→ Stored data
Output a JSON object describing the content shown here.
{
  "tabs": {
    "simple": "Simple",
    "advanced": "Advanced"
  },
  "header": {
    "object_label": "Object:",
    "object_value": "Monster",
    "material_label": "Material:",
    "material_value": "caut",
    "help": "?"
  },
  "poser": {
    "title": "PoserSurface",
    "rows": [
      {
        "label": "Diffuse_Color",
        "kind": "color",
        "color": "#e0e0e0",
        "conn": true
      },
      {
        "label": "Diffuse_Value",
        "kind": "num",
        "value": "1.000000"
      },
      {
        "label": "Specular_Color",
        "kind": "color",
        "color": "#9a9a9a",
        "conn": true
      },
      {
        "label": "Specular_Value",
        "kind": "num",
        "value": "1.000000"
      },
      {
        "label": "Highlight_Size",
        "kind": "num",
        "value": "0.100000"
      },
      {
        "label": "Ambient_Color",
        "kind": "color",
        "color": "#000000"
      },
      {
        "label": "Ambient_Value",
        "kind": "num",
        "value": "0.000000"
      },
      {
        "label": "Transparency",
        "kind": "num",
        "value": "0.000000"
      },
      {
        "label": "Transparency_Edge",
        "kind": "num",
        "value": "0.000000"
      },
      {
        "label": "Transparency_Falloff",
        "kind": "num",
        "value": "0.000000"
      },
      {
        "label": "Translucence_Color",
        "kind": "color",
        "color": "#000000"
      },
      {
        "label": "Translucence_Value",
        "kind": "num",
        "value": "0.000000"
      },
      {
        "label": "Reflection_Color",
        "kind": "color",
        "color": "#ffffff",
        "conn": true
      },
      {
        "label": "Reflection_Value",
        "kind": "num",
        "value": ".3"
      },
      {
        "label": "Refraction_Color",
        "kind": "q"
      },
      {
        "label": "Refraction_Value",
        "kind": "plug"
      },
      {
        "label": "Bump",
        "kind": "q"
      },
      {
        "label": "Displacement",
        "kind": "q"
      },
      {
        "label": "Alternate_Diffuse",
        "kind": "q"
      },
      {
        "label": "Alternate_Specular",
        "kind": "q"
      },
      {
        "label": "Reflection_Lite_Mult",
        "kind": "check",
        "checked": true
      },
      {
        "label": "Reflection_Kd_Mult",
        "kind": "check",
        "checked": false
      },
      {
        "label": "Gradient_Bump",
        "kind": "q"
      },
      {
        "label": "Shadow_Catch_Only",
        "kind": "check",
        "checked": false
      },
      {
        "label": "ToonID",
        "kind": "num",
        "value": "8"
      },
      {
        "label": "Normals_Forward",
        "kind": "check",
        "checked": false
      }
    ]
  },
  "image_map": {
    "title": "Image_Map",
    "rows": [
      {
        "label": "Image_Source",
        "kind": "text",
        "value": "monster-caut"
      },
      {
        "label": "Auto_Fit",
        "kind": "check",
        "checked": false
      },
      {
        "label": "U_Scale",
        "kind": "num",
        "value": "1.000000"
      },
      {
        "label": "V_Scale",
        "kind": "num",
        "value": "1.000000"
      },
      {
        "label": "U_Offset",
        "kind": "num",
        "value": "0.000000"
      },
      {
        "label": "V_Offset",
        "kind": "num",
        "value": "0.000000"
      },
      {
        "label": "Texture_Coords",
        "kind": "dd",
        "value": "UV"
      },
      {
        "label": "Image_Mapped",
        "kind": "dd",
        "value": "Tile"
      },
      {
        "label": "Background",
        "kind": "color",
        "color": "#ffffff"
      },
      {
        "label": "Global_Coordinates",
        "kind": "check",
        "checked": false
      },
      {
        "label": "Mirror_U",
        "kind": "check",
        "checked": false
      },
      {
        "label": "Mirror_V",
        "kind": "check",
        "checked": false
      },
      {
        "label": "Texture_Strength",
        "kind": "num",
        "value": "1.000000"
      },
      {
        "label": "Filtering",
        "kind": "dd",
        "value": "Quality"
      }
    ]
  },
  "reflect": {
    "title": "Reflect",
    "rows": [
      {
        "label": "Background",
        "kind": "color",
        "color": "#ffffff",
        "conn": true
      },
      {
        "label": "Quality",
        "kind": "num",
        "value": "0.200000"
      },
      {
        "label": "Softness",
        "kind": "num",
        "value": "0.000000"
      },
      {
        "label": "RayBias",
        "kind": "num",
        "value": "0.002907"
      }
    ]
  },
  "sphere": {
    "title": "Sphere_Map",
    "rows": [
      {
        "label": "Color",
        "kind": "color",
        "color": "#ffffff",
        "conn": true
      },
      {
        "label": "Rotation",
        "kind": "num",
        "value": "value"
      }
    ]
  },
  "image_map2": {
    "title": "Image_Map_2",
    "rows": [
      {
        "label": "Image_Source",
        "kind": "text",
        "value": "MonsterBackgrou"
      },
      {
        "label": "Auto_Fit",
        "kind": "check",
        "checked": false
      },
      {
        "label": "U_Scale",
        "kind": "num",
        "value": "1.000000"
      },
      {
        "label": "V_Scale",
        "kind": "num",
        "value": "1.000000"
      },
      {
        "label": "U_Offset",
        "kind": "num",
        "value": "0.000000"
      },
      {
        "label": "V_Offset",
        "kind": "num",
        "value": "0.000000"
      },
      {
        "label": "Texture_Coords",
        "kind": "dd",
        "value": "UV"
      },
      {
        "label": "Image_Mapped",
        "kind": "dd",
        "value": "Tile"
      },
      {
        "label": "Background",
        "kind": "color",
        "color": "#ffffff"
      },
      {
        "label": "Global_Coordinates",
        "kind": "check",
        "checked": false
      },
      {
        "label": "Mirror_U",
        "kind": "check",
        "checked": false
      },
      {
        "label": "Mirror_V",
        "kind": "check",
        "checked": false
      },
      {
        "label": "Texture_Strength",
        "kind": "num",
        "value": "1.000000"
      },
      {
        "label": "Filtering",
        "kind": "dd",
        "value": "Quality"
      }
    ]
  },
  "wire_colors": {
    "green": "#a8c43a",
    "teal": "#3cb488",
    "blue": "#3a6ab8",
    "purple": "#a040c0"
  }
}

→ Task statement
All of the entries must be written out exactly as they stand.

→ Expected output
Output a JSON object describing the content shown here.
{
  "tabs": {
    "simple": "Simple",
    "advanced": "Advanced"
  },
  "header": {
    "object_label": "Object:",
    "object_value": "Monster",
    "material_label": "Material:",
    "material_value": "caut",
    "help": "?"
  },
  "poser": {
    "title": "PoserSurface",
    "rows": [
      {
        "label": "Diffuse_Color",
        "kind": "color",
        "color": "#e0e0e0",
        "conn": true
      },
      {
        "label": "Diffuse_Value",
        "kind": "num",
        "value": "1.000000"
      },
      {
        "label": "Specular_Color",
        "kind": "color",
        "color": "#9a9a9a",
        "conn": true
      },
      {
        "label": "Specular_Value",
        "kind": "num",
        "value": "1.000000"
      },
      {
        "label": "Highlight_Size",
        "kind": "num",
        "value": "0.100000"
      },
      {
        "label": "Ambient_Color",
        "kind": "color",
        "color": "#000000"
      },
      {
        "label": "Ambient_Value",
        "kind": "num",
        "value": "0.000000"
      },
      {
        "label": "Transparency",
        "kind": "num",
        "value": "0.000000"
      },
      {
        "label": "Transparency_Edge",
        "kind": "num",
        "value": "0.000000"
      },
      {
        "label": "Transparency_Falloff",
        "kind": "num",
        "value": "0.000000"
      },
      {
        "label": "Translucence_Color",
        "kind": "color",
        "color": "#000000"
      },
      {
        "label": "Translucence_Value",
        "kind": "num",
        "value": "0.000000"
      },
      {
        "label": "Reflection_Color",
        "kind": "color",
        "color": "#ffffff",
        "conn": true
      },
      {
        "label": "Reflection_Value",
        "kind": "num",
        "value": ".3"
      },
      {
        "label": "Refraction_Color",
        "kind": "q"
      },
      {
        "label": "Refraction_Value",
        "kind": "plug"
      },
      {
        "label": "Bump",
        "kind": "q"
      },
      {
        "label": "Displacement",
        "kind": "q"
      },
      {
        "label": "Alternate_Diffuse",
        "kind": "q"
      },
      {
        "label": "Alternate_Specular",
        "kind": "q"
      },
      {
        "label": "Reflection_Lite_Mult",
        "kind": "check",
        "checked": true
      },
      {
        "label": "Reflection_Kd_Mult",
        "kind": "check",
        "checked": false
      },
      {
        "label": "Gradient_Bump",
        "kind": "q"
      },
      {
        "label": "Shadow_Catch_Only",
        "kind": "check",
        "checked": false
      },
      {
        "label": "ToonID",
        "kind": "num",
        "value": "8"
      },
      {
        "label": "Normals_Forward",
        "kind": "check",
        "checked": false
      }
    ]
  },
  "image_map": {
    "title": "Image_Map",
    "rows": [
      {
        "label": "Image_Source",
        "kind": "text",
        "value": "monster-caut"
      },
      {
        "label": "Auto_Fit",
        "kind": "check",
        "checked": false
      },
      {
        "label": "U_Scale",
        "kind": "num",
        "value": "1.000000"
      },
      {
        "label": "V_Scale",
        "kind": "num",
        "value": "1.000000"
      },
      {
        "label": "U_Offset",
        "kind": "num",
        "value": "0.000000"
      },
      {
        "label": "V_Offset",
        "kind": "num",
        "value": "0.000000"
      },
      {
        "label": "Texture_Coords",
        "kind": "dd",
        "value": "UV"
      },
      {
        "label": "Image_Mapped",
        "kind": "dd",
        "value": "Tile"
      },
      {
        "label": "Background",
        "kind": "color",
        "color": "#ffffff"
      },
      {
        "label": "Global_Coordinates",
        "kind": "check",
        "checked": false
      },
      {
        "label": "Mirror_U",
        "kind": "check",
        "checked": false
      },
      {
        "label": "Mirror_V",
        "kind": "check",
        "checked": false
      },
      {
        "label": "Texture_Strength",
        "kind": "num",
        "value": "1.000000"
      },
      {
        "label": "Filtering",
        "kind": "dd",
        "value": "Quality"
      }
    ]
  },
  "reflect": {
    "title": "Reflect",
    "rows": [
      {
        "label": "Background",
        "kind": "color",
        "color": "#ffffff",
        "conn": true
      },
      {
        "label": "Quality",
        "kind": "num",
        "value": "0.200000"
      },
      {
        "label": "Softness",
        "kind": "num",
        "value": "0.000000"
      },
      {
        "label": "RayBias",
        "kind": "num",
        "value": "0.002907"
      }
    ]
  },
  "sphere": {
    "title": "Sphere_Map",
    "rows": [
      {
        "label": "Color",
        "kind": "color",
        "color": "#ffffff",
        "conn": true
      },
      {
        "label": "Rotation",
        "kind": "num",
        "value": "value"
      }
    ]
  },
  "image_map2": {
    "title": "Image_Map_2",
    "rows": [
      {
        "label": "Image_Source",
        "kind": "text",
        "value": "MonsterBackgrou"
      },
      {
        "label": "Auto_Fit",
        "kind": "check",
        "checked": false
      },
      {
        "label": "U_Scale",
        "kind": "num",
        "value": "1.000000"
      },
      {
        "label": "V_Scale",
        "kind": "num",
        "value": "1.000000"
      },
      {
        "label": "U_Offset",
        "kind": "num",
        "value": "0.000000"
      },
      {
        "label": "V_Offset",
        "kind": "num",
        "value": "0.000000"
      },
      {
        "label": "Texture_Coords",
        "kind": "dd",
        "value": "UV"
      },
      {
        "label": "Image_Mapped",
        "kind": "dd",
        "value": "Tile"
      },
      {
        "label": "Background",
        "kind": "color",
        "color": "#ffffff"
      },
      {
        "label": "Global_Coordinates",
        "kind": "check",
        "checked": false
      },
      {
        "label": "Mirror_U",
        "kind": "check",
        "checked": false
      },
      {
        "label": "Mirror_V",
        "kind": "check",
        "checked": false
      },
      {
        "label": "Texture_Strength",
        "kind": "num",
        "value": "1.000000"
      },
      {
        "label": "Filtering",
        "kind": "dd",
        "value": "Quality"
      }
    ]
  },
  "wire_colors": {
    "green": "#a8c43a",
    "teal": "#3cb488",
    "blue": "#3a6ab8",
    "purple": "#a040c0"
  }
}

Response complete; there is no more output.